__TASK GOAL__:
Which lines below hold the word "icon"? Report each one.

Dataset entries on figures
──────────

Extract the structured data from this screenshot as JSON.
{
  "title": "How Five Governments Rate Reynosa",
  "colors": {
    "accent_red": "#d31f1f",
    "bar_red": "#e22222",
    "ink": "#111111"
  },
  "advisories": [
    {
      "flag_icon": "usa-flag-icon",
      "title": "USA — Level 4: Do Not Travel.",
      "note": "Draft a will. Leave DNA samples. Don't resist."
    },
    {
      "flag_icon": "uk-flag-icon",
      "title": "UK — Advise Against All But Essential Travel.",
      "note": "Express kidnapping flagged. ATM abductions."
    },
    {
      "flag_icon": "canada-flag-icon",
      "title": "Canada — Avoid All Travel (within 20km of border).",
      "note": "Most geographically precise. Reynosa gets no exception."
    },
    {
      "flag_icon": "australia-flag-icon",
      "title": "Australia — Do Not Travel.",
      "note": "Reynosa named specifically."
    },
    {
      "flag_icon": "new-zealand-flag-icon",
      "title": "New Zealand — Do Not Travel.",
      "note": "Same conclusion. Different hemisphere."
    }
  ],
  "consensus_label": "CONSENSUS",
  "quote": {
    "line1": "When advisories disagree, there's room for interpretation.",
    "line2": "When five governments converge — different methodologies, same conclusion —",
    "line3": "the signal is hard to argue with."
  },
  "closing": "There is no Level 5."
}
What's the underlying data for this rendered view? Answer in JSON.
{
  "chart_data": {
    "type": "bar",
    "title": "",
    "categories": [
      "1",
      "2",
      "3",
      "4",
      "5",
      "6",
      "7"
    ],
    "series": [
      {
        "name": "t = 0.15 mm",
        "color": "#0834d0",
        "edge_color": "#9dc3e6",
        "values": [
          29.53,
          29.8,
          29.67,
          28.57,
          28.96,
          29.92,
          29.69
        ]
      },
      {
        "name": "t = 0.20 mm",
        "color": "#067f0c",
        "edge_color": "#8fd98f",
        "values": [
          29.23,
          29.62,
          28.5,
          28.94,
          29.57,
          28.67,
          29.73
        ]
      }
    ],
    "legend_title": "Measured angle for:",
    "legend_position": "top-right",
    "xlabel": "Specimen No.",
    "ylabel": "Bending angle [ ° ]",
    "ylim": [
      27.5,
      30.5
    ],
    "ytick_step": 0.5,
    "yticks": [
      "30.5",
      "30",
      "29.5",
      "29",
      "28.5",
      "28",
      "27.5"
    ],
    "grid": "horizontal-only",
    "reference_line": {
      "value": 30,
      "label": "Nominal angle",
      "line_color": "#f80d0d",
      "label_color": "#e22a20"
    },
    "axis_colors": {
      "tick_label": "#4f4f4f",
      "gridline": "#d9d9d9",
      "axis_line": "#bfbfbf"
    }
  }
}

──────────

__ANSWER IN FULL__:
      "flag_icon": "usa-flag-icon",
      "flag_icon": "uk-flag-icon",
      "flag_icon": "canada-flag-icon",
      "flag_icon": "australia-flag-icon",
      "flag_icon": "new-zealand-flag-icon",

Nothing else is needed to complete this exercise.